**Stated task:**
Give the total number of lines with the word "color" in them, and no other words.

(Extracted records)
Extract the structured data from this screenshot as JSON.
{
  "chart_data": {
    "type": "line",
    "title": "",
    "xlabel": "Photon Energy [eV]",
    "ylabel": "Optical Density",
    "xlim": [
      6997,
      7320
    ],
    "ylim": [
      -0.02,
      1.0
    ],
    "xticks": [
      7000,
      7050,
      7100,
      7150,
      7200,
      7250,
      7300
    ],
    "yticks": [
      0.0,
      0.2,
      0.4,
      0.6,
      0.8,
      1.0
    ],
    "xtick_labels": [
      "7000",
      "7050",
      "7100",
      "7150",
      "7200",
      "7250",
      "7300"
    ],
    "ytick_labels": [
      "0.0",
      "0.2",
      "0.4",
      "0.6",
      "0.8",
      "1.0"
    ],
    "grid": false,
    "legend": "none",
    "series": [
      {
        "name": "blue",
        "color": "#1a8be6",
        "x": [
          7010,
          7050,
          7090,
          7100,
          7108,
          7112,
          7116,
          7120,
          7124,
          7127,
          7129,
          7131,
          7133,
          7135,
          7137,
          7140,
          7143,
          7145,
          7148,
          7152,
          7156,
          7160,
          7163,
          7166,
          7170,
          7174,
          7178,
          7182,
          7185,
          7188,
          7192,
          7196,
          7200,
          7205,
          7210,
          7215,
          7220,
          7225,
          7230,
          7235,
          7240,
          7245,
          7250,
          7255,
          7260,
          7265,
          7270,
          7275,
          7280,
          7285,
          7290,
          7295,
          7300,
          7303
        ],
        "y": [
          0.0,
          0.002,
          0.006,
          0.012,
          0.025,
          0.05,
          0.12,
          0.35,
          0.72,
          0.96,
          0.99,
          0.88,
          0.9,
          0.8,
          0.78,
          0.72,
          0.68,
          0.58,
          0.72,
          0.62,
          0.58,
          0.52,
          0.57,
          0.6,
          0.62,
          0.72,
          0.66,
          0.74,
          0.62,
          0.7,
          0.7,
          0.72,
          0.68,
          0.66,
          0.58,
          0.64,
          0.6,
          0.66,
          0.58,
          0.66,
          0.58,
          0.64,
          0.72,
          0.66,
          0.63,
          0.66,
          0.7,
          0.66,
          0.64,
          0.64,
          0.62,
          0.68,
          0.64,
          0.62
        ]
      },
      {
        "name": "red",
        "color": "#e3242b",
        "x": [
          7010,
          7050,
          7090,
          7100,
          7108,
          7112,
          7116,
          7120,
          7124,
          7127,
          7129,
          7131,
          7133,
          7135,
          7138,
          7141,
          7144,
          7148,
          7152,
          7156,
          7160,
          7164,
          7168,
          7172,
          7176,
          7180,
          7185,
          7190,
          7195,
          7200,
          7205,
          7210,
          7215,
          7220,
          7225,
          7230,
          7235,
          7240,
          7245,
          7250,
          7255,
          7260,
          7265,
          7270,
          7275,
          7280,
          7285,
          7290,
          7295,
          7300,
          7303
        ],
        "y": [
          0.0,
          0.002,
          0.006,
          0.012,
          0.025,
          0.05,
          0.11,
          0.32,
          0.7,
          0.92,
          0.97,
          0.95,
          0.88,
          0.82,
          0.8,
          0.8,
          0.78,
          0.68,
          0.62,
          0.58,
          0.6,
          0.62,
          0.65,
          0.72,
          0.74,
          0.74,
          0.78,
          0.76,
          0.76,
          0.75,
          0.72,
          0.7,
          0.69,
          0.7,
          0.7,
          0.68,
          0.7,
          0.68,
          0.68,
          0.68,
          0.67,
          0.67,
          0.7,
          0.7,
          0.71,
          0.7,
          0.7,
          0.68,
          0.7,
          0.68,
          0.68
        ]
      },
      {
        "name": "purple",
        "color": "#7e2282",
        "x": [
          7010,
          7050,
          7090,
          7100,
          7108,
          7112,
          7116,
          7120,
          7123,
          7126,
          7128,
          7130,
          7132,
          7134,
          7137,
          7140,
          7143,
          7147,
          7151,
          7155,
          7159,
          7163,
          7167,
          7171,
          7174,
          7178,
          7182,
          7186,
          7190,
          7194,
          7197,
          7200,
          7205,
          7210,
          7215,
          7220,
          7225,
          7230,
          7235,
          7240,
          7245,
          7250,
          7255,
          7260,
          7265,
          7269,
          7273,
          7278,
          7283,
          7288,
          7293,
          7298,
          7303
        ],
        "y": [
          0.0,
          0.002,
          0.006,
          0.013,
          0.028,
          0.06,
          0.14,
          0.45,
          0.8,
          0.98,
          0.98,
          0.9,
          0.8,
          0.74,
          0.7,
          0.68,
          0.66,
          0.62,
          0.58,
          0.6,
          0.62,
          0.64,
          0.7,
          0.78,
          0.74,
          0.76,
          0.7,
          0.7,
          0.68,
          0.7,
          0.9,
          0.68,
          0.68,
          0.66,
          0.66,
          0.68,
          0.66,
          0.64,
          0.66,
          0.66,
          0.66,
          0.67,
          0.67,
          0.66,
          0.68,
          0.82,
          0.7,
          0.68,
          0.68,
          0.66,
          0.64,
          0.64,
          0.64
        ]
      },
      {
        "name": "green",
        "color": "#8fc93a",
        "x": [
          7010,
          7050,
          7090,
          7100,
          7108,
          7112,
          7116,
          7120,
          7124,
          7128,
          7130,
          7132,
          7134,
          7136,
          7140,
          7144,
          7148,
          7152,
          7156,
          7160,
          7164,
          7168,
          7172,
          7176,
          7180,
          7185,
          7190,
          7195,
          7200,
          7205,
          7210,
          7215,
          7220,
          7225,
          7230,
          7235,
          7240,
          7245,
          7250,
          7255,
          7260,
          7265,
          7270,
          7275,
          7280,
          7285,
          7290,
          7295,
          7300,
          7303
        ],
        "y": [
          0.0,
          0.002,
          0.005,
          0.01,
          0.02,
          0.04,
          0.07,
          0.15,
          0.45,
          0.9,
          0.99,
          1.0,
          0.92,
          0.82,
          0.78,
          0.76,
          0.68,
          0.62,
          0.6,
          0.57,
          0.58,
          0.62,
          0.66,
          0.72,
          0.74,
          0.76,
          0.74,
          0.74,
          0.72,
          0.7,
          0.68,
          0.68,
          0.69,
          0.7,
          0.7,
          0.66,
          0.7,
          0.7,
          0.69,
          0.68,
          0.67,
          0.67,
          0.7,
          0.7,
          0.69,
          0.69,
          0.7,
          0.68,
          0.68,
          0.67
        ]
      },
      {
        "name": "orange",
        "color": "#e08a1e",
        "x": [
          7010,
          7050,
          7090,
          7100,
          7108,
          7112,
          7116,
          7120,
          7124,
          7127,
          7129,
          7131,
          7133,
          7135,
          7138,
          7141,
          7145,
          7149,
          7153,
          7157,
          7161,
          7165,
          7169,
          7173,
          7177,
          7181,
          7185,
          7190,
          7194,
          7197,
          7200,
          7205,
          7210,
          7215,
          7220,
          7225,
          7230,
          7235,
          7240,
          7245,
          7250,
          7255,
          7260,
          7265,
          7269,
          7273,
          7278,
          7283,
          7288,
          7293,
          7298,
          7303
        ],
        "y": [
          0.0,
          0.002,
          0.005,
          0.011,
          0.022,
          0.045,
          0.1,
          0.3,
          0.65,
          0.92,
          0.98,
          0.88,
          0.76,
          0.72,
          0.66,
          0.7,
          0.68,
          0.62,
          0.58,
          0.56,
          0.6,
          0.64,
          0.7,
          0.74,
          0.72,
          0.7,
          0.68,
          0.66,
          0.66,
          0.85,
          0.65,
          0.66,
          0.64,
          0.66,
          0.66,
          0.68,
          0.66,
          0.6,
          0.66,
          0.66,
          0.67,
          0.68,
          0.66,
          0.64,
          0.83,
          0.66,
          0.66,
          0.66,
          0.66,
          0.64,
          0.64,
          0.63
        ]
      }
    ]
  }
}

**Task answer:**
5